Copy out each line that has "flux" in it.

**MATERIAL FOR THIS TASK**
[BEGIN]

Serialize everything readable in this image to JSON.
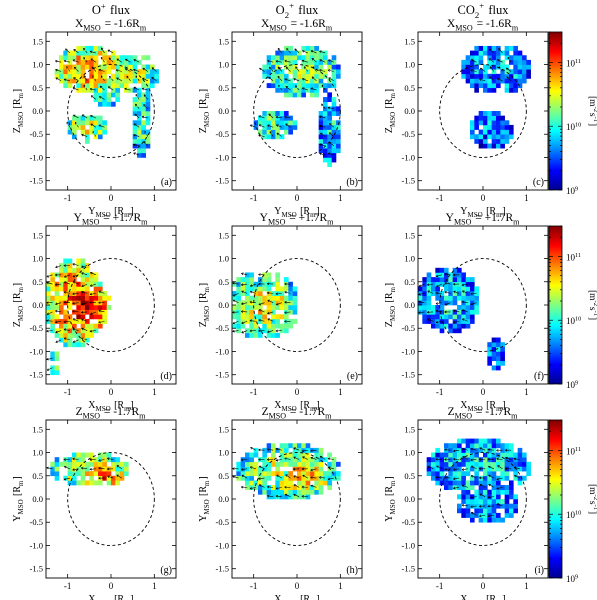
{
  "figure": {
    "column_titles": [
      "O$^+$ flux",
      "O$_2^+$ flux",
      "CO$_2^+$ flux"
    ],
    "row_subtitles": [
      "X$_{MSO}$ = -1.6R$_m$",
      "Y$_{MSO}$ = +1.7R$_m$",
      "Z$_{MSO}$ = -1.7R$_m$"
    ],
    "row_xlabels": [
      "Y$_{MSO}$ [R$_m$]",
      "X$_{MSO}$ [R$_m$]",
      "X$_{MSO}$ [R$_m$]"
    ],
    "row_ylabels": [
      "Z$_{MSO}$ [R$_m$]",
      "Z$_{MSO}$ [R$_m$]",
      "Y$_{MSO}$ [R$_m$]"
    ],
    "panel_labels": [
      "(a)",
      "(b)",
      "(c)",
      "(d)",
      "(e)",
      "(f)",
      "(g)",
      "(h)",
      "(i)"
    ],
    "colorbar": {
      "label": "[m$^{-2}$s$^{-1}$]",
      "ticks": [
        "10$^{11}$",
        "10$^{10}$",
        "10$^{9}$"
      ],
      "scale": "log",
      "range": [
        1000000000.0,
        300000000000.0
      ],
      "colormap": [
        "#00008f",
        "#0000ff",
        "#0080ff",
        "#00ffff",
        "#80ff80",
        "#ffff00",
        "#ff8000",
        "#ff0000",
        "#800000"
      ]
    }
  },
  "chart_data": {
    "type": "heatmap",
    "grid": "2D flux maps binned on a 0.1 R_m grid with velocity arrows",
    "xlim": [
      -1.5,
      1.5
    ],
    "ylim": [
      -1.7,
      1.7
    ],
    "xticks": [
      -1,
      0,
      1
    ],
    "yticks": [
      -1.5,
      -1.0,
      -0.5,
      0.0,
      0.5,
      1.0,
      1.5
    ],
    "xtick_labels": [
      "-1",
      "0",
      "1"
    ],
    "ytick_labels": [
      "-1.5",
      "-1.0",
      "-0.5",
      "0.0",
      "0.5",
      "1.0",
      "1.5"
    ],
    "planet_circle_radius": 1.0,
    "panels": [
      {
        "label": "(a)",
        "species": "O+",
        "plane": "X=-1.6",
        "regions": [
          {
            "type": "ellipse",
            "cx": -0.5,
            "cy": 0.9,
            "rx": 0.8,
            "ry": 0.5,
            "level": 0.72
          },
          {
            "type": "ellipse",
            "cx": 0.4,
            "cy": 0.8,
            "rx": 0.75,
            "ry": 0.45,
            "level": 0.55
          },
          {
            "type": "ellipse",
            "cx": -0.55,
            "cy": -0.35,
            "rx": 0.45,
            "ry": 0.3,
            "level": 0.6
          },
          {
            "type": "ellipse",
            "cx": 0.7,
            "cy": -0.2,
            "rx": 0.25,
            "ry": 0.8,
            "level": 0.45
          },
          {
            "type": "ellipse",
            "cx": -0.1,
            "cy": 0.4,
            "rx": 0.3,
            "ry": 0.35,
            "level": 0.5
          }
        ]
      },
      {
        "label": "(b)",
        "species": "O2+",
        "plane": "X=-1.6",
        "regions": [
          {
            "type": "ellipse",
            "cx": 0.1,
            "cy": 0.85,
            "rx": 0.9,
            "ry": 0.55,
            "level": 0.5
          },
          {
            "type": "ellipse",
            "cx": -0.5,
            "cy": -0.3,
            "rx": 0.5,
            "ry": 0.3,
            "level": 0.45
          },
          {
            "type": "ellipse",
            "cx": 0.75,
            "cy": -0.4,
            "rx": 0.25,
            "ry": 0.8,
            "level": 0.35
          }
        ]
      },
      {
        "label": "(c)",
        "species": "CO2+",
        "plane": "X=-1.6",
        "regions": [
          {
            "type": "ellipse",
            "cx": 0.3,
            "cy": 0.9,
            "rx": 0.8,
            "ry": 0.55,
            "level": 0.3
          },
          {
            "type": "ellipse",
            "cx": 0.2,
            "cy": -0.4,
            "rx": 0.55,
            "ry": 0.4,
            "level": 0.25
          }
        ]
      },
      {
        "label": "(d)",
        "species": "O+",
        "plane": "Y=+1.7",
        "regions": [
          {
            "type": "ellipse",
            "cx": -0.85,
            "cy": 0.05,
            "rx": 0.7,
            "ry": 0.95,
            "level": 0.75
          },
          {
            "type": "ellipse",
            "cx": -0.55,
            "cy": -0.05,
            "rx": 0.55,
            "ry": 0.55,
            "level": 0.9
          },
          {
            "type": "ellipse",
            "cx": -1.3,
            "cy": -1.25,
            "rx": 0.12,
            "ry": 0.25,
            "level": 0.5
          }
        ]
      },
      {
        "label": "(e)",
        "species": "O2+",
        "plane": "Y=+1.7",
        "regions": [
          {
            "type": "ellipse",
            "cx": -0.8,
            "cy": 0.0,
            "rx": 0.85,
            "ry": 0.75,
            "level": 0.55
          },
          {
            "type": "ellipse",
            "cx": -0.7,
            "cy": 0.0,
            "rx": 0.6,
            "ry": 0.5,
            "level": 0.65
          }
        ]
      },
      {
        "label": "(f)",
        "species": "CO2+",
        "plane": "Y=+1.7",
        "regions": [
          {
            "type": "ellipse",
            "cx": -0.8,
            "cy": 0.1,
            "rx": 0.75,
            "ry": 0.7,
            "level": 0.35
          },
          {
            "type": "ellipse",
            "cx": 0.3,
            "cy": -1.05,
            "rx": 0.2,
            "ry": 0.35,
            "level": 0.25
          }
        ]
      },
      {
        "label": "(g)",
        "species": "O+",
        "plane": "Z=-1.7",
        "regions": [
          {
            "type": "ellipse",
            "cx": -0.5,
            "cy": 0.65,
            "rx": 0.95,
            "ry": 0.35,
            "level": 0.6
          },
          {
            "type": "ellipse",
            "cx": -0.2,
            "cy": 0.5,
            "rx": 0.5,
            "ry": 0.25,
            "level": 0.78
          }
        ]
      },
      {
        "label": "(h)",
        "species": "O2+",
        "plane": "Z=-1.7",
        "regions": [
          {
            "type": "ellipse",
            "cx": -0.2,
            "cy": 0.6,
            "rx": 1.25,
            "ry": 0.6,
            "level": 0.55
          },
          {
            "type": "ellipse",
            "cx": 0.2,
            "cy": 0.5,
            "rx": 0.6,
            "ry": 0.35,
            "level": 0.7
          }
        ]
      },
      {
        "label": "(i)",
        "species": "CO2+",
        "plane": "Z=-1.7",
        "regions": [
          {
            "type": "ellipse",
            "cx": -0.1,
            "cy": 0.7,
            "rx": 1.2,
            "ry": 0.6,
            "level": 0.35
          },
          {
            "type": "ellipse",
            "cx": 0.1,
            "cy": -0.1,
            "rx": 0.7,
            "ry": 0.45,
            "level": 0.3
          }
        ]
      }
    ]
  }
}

[END]

**COMPLETED TASK**
      "O$^+$ flux",
      "O$_2^+$ flux",
      "CO$_2^+$ flux"
    "grid": "2D flux maps binned on a 0.1 R_m grid with velocity arrows",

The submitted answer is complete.